TASK INPUT:
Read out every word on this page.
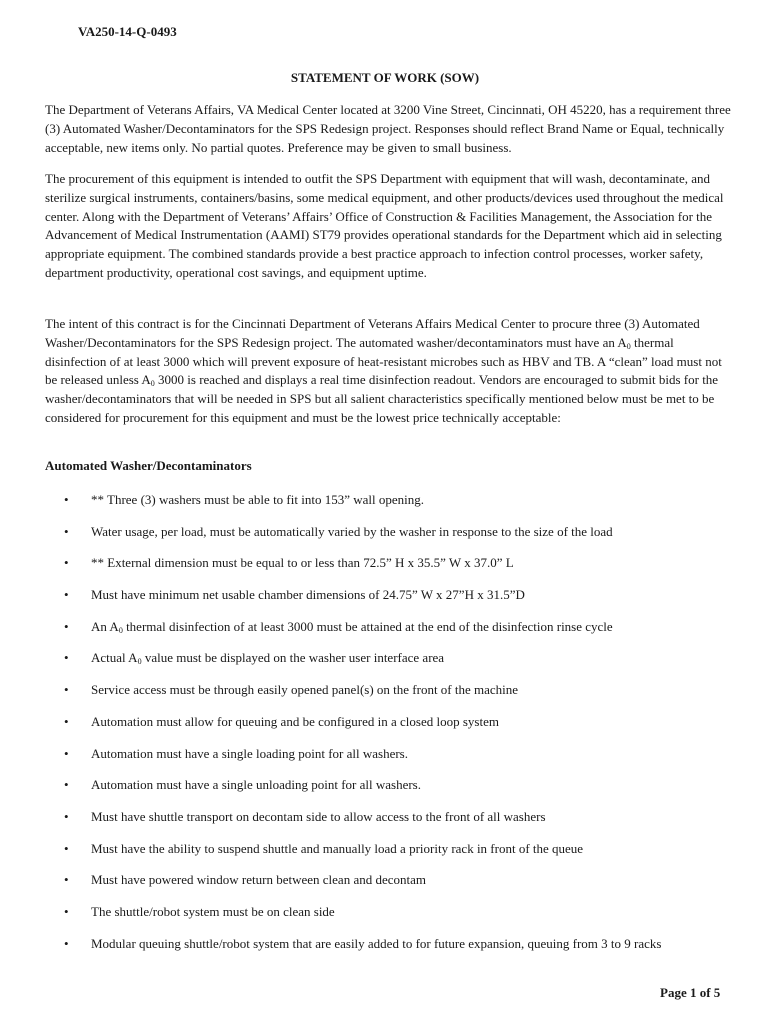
VA250-14-Q-0493
STATEMENT OF WORK (SOW)

The Department of Veterans Affairs, VA Medical Center located at 3200 Vine Street, Cincinnati, OH 45220, has a requirement three (3) Automated Washer/Decontaminators for the SPS Redesign project. Responses should reflect Brand Name or Equal, technically acceptable, new items only. No partial quotes. Preference may be given to small business.

The procurement of this equipment is intended to outfit the SPS Department with equipment that will wash, decontaminate, and sterilize surgical instruments, containers/basins, some medical equipment, and other products/devices used throughout the medical center. Along with the Department of Veterans’ Affairs’ Office of Construction & Facilities Management, the Association for the Advancement of Medical Instrumentation (AAMI) ST79 provides operational standards for the Department which aid in selecting appropriate equipment. The combined standards provide a best practice approach to infection control processes, worker safety, department productivity, operational cost savings, and equipment uptime.

The intent of this contract is for the Cincinnati Department of Veterans Affairs Medical Center to procure three (3) Automated Washer/Decontaminators for the SPS Redesign project. The automated washer/decontaminators must have an $A_0$ thermal disinfection of at least 3000 which will prevent exposure of heat-resistant microbes such as HBV and TB. A “clean” load must not be released unless $A_0$ 3000 is reached and displays a real time disinfection readout. Vendors are encouraged to submit bids for the washer/decontaminators that will be needed in SPS but all salient characteristics specifically mentioned below must be met to be considered for procurement for this equipment and must be the lowest price technically acceptable:

Automated Washer/Decontaminators
• ** Three (3) washers must be able to fit into 153” wall opening.
• Water usage, per load, must be automatically varied by the washer in response to the size of the load
• ** External dimension must be equal to or less than 72.5” H x 35.5” W x 37.0” L
• Must have minimum net usable chamber dimensions of 24.75” W x 27”H x 31.5”D
• An $A_0$ thermal disinfection of at least 3000 must be attained at the end of the disinfection rinse cycle
• Actual $A_0$ value must be displayed on the washer user interface area
• Service access must be through easily opened panel(s) on the front of the machine
• Automation must allow for queuing and be configured in a closed loop system
• Automation must have a single loading point for all washers.
• Automation must have a single unloading point for all washers.
• Must have shuttle transport on decontam side to allow access to the front of all washers
• Must have the ability to suspend shuttle and manually load a priority rack in front of the queue
• Must have powered window return between clean and decontam
• The shuttle/robot system must be on clean side
• Modular queuing shuttle/robot system that are easily added to for future expansion, queuing from 3 to 9 racks
Page 1 of 5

WHAT IS REQUIRED: State how many lines of the entries above include the word "clean", offering no text other than the number.

SOLUTION TO THIS PROBLEM: 3